Exercise
What follows is a block of records; reproduce all of it verbatim.

::::::

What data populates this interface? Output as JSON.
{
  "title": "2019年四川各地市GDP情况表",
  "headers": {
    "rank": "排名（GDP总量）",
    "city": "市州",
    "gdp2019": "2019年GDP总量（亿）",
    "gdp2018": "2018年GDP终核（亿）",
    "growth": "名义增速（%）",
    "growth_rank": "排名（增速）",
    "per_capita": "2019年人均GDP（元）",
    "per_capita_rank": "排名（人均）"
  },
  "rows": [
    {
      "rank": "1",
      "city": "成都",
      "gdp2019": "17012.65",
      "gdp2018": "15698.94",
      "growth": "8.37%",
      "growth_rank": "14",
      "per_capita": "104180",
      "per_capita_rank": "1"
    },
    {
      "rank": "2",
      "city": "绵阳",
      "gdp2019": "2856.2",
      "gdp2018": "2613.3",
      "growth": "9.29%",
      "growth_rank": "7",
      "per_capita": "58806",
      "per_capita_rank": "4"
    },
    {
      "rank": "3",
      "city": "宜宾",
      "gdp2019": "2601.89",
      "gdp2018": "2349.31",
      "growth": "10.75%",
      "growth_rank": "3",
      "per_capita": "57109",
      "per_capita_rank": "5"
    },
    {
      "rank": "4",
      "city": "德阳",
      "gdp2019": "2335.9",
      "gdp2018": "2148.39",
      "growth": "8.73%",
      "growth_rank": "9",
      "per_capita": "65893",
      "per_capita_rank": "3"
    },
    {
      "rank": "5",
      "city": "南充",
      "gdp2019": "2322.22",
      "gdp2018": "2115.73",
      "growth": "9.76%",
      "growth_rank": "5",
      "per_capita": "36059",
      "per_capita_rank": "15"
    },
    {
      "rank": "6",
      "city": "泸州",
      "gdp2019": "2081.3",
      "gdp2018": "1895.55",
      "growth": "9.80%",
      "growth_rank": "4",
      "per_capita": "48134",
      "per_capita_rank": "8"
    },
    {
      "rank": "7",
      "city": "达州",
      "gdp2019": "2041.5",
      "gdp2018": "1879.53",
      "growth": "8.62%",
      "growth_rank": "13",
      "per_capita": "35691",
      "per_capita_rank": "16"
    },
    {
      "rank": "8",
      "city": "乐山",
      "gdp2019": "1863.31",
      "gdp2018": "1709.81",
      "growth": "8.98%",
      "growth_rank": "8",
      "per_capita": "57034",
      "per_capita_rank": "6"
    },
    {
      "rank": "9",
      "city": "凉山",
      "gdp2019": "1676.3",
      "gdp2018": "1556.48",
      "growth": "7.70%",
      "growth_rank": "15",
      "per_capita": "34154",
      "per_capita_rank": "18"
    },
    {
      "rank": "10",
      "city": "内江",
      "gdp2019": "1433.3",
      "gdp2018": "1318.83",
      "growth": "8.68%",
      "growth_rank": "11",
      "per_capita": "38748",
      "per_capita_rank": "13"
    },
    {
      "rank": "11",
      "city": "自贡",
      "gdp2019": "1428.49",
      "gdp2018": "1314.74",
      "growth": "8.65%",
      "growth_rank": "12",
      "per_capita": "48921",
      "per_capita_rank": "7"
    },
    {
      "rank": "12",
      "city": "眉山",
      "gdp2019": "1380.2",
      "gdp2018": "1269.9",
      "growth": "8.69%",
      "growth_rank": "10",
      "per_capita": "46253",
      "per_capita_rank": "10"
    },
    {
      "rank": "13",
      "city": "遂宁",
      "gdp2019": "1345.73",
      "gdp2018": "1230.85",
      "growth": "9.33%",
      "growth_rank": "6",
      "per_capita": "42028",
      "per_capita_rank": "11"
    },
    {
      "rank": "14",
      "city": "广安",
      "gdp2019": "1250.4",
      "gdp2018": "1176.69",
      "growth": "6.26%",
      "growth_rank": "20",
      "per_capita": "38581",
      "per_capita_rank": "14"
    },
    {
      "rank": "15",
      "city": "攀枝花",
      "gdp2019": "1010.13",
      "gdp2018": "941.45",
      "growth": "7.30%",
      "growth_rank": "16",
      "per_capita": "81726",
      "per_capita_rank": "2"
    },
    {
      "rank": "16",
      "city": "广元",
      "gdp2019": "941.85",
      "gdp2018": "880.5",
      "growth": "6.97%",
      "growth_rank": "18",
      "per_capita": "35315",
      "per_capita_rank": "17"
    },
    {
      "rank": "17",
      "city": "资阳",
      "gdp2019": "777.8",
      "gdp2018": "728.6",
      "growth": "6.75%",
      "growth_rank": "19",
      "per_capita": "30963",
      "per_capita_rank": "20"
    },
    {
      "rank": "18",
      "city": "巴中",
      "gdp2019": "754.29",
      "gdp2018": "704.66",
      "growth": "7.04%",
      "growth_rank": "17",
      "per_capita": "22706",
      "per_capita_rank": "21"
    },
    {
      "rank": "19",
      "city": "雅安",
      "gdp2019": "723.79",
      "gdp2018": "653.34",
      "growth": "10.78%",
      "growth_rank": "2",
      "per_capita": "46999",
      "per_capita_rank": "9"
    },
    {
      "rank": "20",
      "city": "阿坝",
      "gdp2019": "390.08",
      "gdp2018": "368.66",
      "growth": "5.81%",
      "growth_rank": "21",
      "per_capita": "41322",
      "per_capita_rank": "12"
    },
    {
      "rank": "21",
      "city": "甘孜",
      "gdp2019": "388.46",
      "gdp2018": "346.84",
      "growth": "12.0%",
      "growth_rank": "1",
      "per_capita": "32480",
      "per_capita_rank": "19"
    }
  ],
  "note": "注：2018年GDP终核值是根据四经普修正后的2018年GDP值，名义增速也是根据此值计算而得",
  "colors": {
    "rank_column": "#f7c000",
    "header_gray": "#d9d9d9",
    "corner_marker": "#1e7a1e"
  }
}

::::::

The result
What data populates this interface? Output as JSON.
{
  "title": "2019年四川各地市GDP情况表",
  "headers": {
    "rank": "排名（GDP总量）",
    "city": "市州",
    "gdp2019": "2019年GDP总量（亿）",
    "gdp2018": "2018年GDP终核（亿）",
    "growth": "名义增速（%）",
    "growth_rank": "排名（增速）",
    "per_capita": "2019年人均GDP（元）",
    "per_capita_rank": "排名（人均）"
  },
  "rows": [
    {
      "rank": "1",
      "city": "成都",
      "gdp2019": "17012.65",
      "gdp2018": "15698.94",
      "growth": "8.37%",
      "growth_rank": "14",
      "per_capita": "104180",
      "per_capita_rank": "1"
    },
    {
      "rank": "2",
      "city": "绵阳",
      "gdp2019": "2856.2",
      "gdp2018": "2613.3",
      "growth": "9.29%",
      "growth_rank": "7",
      "per_capita": "58806",
      "per_capita_rank": "4"
    },
    {
      "rank": "3",
      "city": "宜宾",
      "gdp2019": "2601.89",
      "gdp2018": "2349.31",
      "growth": "10.75%",
      "growth_rank": "3",
      "per_capita": "57109",
      "per_capita_rank": "5"
    },
    {
      "rank": "4",
      "city": "德阳",
      "gdp2019": "2335.9",
      "gdp2018": "2148.39",
      "growth": "8.73%",
      "growth_rank": "9",
      "per_capita": "65893",
      "per_capita_rank": "3"
    },
    {
      "rank": "5",
      "city": "南充",
      "gdp2019": "2322.22",
      "gdp2018": "2115.73",
      "growth": "9.76%",
      "growth_rank": "5",
      "per_capita": "36059",
      "per_capita_rank": "15"
    },
    {
      "rank": "6",
      "city": "泸州",
      "gdp2019": "2081.3",
      "gdp2018": "1895.55",
      "growth": "9.80%",
      "growth_rank": "4",
      "per_capita": "48134",
      "per_capita_rank": "8"
    },
    {
      "rank": "7",
      "city": "达州",
      "gdp2019": "2041.5",
      "gdp2018": "1879.53",
      "growth": "8.62%",
      "growth_rank": "13",
      "per_capita": "35691",
      "per_capita_rank": "16"
    },
    {
      "rank": "8",
      "city": "乐山",
      "gdp2019": "1863.31",
      "gdp2018": "1709.81",
      "growth": "8.98%",
      "growth_rank": "8",
      "per_capita": "57034",
      "per_capita_rank": "6"
    },
    {
      "rank": "9",
      "city": "凉山",
      "gdp2019": "1676.3",
      "gdp2018": "1556.48",
      "growth": "7.70%",
      "growth_rank": "15",
      "per_capita": "34154",
      "per_capita_rank": "18"
    },
    {
      "rank": "10",
      "city": "内江",
      "gdp2019": "1433.3",
      "gdp2018": "1318.83",
      "growth": "8.68%",
      "growth_rank": "11",
      "per_capita": "38748",
      "per_capita_rank": "13"
    },
    {
      "rank": "11",
      "city": "自贡",
      "gdp2019": "1428.49",
      "gdp2018": "1314.74",
      "growth": "8.65%",
      "growth_rank": "12",
      "per_capita": "48921",
      "per_capita_rank": "7"
    },
    {
      "rank": "12",
      "city": "眉山",
      "gdp2019": "1380.2",
      "gdp2018": "1269.9",
      "growth": "8.69%",
      "growth_rank": "10",
      "per_capita": "46253",
      "per_capita_rank": "10"
    },
    {
      "rank": "13",
      "city": "遂宁",
      "gdp2019": "1345.73",
      "gdp2018": "1230.85",
      "growth": "9.33%",
      "growth_rank": "6",
      "per_capita": "42028",
      "per_capita_rank": "11"
    },
    {
      "rank": "14",
      "city": "广安",
      "gdp2019": "1250.4",
      "gdp2018": "1176.69",
      "growth": "6.26%",
      "growth_rank": "20",
      "per_capita": "38581",
      "per_capita_rank": "14"
    },
    {
      "rank": "15",
      "city": "攀枝花",
      "gdp2019": "1010.13",
      "gdp2018": "941.45",
      "growth": "7.30%",
      "growth_rank": "16",
      "per_capita": "81726",
      "per_capita_rank": "2"
    },
    {
      "rank": "16",
      "city": "广元",
      "gdp2019": "941.85",
      "gdp2018": "880.5",
      "growth": "6.97%",
      "growth_rank": "18",
      "per_capita": "35315",
      "per_capita_rank": "17"
    },
    {
      "rank": "17",
      "city": "资阳",
      "gdp2019": "777.8",
      "gdp2018": "728.6",
      "growth": "6.75%",
      "growth_rank": "19",
      "per_capita": "30963",
      "per_capita_rank": "20"
    },
    {
      "rank": "18",
      "city": "巴中",
      "gdp2019": "754.29",
      "gdp2018": "704.66",
      "growth": "7.04%",
      "growth_rank": "17",
      "per_capita": "22706",
      "per_capita_rank": "21"
    },
    {
      "rank": "19",
      "city": "雅安",
      "gdp2019": "723.79",
      "gdp2018": "653.34",
      "growth": "10.78%",
      "growth_rank": "2",
      "per_capita": "46999",
      "per_capita_rank": "9"
    },
    {
      "rank": "20",
      "city": "阿坝",
      "gdp2019": "390.08",
      "gdp2018": "368.66",
      "growth": "5.81%",
      "growth_rank": "21",
      "per_capita": "41322",
      "per_capita_rank": "12"
    },
    {
      "rank": "21",
      "city": "甘孜",
      "gdp2019": "388.46",
      "gdp2018": "346.84",
      "growth": "12.0%",
      "growth_rank": "1",
      "per_capita": "32480",
      "per_capita_rank": "19"
    }
  ],
  "note": "注：2018年GDP终核值是根据四经普修正后的2018年GDP值，名义增速也是根据此值计算而得",
  "colors": {
    "rank_column": "#f7c000",
    "header_gray": "#d9d9d9",
    "corner_marker": "#1e7a1e"
  }
}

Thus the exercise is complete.